(Data entries for graphics)
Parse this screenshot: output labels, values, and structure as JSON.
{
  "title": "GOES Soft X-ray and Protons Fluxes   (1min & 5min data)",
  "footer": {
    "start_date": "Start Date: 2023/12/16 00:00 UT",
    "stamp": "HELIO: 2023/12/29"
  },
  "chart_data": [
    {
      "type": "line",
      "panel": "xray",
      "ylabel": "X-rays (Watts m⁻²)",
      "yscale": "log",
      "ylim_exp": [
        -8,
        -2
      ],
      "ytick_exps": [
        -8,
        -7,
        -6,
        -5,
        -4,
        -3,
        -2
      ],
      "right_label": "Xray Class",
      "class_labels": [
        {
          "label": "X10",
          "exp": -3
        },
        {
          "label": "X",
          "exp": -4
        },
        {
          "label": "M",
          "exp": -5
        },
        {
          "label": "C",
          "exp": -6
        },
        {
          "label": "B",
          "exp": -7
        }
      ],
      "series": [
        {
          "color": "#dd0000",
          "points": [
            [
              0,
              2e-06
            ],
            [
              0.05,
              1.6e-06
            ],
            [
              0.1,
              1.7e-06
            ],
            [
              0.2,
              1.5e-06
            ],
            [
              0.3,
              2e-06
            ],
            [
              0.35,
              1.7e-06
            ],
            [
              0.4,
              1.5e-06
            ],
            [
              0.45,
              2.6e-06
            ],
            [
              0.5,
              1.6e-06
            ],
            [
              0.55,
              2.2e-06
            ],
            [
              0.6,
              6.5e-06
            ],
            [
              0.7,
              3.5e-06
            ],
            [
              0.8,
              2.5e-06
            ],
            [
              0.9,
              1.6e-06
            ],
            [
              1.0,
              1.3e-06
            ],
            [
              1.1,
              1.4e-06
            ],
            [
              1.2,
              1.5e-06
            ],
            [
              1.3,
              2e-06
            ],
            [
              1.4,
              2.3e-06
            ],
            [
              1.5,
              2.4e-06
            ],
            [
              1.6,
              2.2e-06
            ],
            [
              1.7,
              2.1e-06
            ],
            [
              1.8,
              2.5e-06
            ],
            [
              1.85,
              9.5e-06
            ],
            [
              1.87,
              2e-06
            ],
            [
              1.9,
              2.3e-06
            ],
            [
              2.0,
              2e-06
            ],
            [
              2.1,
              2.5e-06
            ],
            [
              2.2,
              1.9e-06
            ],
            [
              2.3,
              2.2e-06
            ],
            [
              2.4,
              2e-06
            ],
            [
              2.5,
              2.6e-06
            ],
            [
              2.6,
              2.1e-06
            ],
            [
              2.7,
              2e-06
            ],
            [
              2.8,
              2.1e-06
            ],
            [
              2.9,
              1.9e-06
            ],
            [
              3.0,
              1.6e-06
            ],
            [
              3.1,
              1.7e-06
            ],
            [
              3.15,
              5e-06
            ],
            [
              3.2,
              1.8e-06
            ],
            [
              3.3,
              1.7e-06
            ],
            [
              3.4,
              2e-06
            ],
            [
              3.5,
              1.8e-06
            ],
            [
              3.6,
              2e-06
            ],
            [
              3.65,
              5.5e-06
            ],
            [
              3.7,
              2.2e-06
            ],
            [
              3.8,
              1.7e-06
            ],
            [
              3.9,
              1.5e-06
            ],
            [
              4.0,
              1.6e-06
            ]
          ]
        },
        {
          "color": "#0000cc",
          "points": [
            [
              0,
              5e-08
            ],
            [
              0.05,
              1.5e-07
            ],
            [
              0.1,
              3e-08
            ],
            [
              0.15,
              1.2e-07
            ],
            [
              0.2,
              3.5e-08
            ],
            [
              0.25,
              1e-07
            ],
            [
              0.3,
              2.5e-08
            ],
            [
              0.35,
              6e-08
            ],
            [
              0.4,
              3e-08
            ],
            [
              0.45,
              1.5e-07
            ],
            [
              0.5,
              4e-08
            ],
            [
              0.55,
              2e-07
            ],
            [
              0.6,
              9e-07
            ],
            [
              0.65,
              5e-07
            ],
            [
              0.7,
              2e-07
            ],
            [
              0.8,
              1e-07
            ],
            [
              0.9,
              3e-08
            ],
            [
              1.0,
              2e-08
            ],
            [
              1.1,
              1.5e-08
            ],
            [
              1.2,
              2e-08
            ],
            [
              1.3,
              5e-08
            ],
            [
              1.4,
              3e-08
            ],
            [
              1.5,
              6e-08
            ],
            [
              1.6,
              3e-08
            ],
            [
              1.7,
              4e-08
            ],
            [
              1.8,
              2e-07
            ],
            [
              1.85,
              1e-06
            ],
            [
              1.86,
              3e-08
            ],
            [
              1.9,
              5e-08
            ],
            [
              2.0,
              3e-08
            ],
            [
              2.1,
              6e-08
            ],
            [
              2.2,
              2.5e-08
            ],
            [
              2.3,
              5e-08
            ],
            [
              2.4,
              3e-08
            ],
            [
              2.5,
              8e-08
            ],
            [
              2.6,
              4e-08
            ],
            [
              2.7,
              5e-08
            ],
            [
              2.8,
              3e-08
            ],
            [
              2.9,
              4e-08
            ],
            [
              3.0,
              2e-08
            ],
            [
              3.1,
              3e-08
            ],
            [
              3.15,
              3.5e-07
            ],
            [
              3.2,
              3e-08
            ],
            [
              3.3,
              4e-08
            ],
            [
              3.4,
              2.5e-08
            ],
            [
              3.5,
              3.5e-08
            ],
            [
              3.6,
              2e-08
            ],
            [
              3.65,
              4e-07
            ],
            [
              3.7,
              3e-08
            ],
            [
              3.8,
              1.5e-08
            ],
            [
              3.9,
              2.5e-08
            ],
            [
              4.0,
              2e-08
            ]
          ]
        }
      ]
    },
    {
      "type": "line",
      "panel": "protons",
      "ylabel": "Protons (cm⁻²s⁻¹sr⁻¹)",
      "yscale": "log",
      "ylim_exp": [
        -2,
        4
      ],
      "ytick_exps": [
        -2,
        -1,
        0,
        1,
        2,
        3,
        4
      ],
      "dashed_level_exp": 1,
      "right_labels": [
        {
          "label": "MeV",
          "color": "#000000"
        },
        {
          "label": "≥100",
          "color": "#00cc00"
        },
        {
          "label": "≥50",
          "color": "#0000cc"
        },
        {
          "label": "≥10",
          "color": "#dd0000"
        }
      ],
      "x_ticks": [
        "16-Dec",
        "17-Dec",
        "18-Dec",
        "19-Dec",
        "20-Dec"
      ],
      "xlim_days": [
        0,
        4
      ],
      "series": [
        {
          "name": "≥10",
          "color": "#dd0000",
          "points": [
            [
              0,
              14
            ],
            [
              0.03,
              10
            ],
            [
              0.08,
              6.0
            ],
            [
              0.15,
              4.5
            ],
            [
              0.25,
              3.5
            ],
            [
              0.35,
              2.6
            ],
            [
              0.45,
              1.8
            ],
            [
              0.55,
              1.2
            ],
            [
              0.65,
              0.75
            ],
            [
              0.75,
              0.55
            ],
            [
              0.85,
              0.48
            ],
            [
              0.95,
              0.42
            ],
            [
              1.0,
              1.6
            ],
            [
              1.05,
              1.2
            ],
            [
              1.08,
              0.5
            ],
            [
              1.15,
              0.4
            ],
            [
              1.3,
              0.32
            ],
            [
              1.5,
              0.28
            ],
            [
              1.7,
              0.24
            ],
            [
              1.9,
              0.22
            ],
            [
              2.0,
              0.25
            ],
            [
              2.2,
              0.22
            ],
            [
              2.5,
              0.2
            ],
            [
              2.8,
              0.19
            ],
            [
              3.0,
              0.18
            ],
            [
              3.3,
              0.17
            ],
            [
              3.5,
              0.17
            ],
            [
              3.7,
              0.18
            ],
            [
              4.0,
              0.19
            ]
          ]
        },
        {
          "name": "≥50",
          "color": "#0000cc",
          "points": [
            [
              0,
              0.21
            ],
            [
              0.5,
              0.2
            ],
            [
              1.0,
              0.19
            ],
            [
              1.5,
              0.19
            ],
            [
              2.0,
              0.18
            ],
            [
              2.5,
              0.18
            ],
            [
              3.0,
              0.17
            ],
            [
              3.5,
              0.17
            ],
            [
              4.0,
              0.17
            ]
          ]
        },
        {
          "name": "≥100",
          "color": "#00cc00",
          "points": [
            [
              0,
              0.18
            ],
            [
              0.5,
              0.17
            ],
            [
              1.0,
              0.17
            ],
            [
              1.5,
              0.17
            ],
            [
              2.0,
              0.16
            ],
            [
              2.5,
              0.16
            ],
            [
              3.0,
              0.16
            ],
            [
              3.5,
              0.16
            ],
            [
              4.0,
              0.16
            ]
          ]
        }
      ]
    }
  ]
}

Instructions to follow -
Look through the entries above for the word "color". Copy every line where it shows up.

Full response -
          "color": "#dd0000",
          "color": "#0000cc",
          "color": "#000000"
          "color": "#00cc00"
          "color": "#0000cc"
          "color": "#dd0000"
          "color": "#dd0000",
          "color": "#0000cc",
          "color": "#00cc00",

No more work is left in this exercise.